### Given passage:
What this calls us to is taking our attention off our spouses and placing it squarely upon ourselves. Regardless of how my spouse is behaving, how am I behaving? Am I the spouse I always wanted to be? Am I the type of self-respecting, and yet caring, spouse that people would cheer on the movie screen? Whatever the answer to those questions, what I first have to do is learn that I am only responsible for me. I am responsible to my spouse, but I am responsible for myself. And that means I’m responsible for calming my own anxiety. That way I’m not automatically getting in my own way, sabotaging my very efforts to improve my relationship. I first have to reclaim my own calm.

Section Two: Growing Up sends us further, asking us to let marriage do its job and grow us up. Think about it. What else besides increased maturity can lead us to “speak up” to our spouses without becoming childish and demanding? What else besides increased maturity can lead us to refuse participating in the same old argument and yet also refuse to leave the scene? Growth always occurs through conflict, whether it’s a muscle straining beneath a barbell, or a husband honestly addressing the fact that he’s not very attracted to his wife anymore. Or a wife choosing to bravely pursue a more active, adventurous sex life with the man she loves (even if she’s not sure he wants the same thing).

### Work to complete:
A. In the passage on marriage and personal growth, what does growth always occur through?
B. Continue the passage on marriage and personal growth, starting after its final sentence.
The records that come next are not needed for either task.

### Material shown:
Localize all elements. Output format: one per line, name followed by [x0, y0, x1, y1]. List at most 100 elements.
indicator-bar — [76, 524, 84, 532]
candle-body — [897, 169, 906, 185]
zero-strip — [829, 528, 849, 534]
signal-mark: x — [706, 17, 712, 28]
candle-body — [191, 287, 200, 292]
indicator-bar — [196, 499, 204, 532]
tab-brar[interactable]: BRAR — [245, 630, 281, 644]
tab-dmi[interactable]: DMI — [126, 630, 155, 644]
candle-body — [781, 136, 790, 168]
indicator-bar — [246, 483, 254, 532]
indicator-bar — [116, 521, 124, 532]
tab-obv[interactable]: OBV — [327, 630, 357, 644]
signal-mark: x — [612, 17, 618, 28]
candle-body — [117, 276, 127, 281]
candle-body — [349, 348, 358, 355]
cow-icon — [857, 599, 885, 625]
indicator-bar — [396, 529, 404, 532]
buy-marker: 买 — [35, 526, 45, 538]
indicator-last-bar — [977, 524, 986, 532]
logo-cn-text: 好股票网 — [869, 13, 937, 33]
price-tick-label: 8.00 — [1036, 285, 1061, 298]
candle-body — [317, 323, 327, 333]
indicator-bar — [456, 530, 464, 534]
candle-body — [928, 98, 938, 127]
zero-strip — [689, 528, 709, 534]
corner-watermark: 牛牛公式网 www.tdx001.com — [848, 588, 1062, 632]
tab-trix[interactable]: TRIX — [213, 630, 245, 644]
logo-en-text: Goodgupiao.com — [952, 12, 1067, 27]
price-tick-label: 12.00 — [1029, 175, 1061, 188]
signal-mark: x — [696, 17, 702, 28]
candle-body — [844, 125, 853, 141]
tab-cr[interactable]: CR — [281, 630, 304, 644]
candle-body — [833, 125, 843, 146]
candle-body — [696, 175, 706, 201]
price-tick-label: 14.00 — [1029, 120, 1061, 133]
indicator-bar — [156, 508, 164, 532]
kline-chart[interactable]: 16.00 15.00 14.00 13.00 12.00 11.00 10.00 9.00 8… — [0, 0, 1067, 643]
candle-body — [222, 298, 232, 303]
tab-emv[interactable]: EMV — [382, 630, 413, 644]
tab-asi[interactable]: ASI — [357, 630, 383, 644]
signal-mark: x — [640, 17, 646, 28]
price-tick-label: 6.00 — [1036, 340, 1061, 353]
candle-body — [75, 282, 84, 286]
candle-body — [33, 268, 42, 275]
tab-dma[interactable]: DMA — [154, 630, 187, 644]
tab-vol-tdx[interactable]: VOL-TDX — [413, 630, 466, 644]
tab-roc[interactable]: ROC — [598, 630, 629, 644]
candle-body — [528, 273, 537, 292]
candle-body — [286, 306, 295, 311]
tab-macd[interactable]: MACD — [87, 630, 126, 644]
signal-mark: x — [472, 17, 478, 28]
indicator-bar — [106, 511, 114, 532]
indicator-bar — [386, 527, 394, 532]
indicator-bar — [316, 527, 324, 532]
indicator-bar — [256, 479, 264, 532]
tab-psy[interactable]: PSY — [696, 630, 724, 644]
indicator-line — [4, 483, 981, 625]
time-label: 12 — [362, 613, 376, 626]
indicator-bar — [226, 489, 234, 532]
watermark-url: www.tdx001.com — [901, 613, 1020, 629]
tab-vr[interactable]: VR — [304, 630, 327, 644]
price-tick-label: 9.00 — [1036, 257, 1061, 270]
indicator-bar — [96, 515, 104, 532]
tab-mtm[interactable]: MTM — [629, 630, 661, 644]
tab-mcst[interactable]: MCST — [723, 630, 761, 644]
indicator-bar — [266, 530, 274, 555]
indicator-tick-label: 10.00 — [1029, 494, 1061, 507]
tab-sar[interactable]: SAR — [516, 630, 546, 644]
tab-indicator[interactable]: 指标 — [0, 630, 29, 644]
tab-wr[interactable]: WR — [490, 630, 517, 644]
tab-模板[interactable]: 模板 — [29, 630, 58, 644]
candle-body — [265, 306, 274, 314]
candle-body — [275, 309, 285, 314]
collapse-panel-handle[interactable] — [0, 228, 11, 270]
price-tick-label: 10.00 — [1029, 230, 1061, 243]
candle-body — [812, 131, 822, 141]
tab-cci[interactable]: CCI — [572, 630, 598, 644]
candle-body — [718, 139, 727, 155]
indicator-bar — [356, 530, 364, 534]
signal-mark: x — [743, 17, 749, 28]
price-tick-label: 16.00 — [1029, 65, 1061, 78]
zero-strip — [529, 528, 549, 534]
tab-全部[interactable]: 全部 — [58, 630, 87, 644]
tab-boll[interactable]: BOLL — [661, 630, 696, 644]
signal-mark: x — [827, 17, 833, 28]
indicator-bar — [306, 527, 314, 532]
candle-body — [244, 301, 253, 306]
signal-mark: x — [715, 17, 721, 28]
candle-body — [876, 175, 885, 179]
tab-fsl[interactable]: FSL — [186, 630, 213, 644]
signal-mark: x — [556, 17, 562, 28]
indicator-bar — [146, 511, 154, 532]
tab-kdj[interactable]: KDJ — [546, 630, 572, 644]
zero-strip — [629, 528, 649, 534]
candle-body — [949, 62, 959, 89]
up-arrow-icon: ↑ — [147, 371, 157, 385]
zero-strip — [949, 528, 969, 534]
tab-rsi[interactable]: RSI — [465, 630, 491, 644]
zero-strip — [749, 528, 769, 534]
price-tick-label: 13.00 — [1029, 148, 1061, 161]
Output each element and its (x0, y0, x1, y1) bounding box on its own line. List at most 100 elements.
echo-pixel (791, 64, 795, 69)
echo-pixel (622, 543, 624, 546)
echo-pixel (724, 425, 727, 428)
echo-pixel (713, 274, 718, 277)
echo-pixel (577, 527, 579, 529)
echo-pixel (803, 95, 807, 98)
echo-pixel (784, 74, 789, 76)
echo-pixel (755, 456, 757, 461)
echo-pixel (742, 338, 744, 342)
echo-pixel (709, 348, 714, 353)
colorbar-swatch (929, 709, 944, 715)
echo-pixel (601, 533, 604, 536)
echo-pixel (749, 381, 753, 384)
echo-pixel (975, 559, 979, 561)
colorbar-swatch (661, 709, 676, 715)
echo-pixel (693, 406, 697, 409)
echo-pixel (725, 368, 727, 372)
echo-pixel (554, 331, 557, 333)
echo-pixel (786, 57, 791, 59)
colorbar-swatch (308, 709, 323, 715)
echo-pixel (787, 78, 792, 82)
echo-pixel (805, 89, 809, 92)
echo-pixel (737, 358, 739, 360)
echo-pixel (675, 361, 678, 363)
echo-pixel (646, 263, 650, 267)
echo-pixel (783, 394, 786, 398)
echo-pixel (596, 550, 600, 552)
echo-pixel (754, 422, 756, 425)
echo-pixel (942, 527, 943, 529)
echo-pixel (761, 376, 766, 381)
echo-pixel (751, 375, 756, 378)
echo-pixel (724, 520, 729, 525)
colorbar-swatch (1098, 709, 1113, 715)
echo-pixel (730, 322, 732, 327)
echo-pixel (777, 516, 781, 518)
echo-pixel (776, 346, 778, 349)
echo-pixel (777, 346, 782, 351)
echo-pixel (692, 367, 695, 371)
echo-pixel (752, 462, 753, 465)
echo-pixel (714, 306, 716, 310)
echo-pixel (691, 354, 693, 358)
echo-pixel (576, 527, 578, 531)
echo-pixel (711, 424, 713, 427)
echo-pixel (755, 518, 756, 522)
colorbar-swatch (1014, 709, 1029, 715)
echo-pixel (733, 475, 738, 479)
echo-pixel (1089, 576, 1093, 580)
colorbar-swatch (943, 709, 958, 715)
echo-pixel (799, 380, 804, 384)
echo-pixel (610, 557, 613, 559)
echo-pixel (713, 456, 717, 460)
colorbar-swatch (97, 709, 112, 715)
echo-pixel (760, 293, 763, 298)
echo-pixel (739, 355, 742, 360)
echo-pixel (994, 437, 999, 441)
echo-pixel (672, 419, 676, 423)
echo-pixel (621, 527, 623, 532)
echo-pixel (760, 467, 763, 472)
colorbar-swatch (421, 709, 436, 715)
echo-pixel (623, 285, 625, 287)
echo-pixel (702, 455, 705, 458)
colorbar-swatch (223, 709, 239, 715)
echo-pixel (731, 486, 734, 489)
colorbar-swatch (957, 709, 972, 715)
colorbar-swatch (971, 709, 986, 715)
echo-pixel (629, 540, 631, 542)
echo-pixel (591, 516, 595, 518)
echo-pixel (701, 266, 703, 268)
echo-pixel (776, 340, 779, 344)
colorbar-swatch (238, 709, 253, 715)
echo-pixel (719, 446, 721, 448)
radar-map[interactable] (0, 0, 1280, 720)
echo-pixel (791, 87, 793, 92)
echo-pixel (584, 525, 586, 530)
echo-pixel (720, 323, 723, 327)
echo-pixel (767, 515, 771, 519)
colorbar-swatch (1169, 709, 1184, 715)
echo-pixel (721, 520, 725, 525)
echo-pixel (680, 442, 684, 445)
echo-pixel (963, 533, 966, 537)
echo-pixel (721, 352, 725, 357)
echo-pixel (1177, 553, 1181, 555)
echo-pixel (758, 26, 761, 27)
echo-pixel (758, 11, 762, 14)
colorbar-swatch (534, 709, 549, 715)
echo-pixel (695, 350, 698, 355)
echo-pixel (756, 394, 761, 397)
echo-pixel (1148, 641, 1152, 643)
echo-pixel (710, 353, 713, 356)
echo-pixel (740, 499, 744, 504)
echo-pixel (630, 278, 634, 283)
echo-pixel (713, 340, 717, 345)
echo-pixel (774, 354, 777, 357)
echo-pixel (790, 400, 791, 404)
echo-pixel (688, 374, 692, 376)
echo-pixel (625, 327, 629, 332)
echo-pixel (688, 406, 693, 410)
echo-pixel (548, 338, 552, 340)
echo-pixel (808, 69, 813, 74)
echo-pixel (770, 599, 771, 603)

### Results of the exercise:
A. Growth always occurs through conflict.

B.
What’s consistent about all these conflicts is their location. The true, life-changing location of conflict is not between partners, but rather within them. And that’s what marriage naturally does to us. By placing us in such close juxtaposition with someone essentially different from us, marriage asks us to ask ourselves what we really want. And that’s where we find the conflict, in our own conflicting desires.

Growing up means facing those conflicting desires, and discovering what you want most. And then pursuing it without knowing the outcome of that pursuit. This is scary, because we all know how well our spouses can hurt us. No one can eat your heart out like the one you’ve given your heart to. But no one can freely choose you, despite and even because of your differences, like the one you’ve freely chosen. And that’s the promise of personal growth in marriage: the intimacy you’ve always craved.

Section Three: Getting Closer operates with one solid premise: we all both crave and fear intimacy at the same time. Intimacy is the art of knowing and becoming known, warts and ecstasy and all. And for most of us, the prospect of being that naked before another is both inviting and terrifying. Sure, there’s times we like being naked, and there’s times we like our spouse to be naked, but there’s naked and then there’s really, really naked. Some of us have learned to connect with our genitals so that we can avoid having to really connect with our eyes. The idea that intimacy has become a euphemism for sex actually devalues both. Again, intimacy is the art of knowing and being known, and that means it includes both the passionate togetherness of intercourse and the painful separateness of one partner revealing to another: “You know, I don’t really like you right now.” Intimacy includes all of the above.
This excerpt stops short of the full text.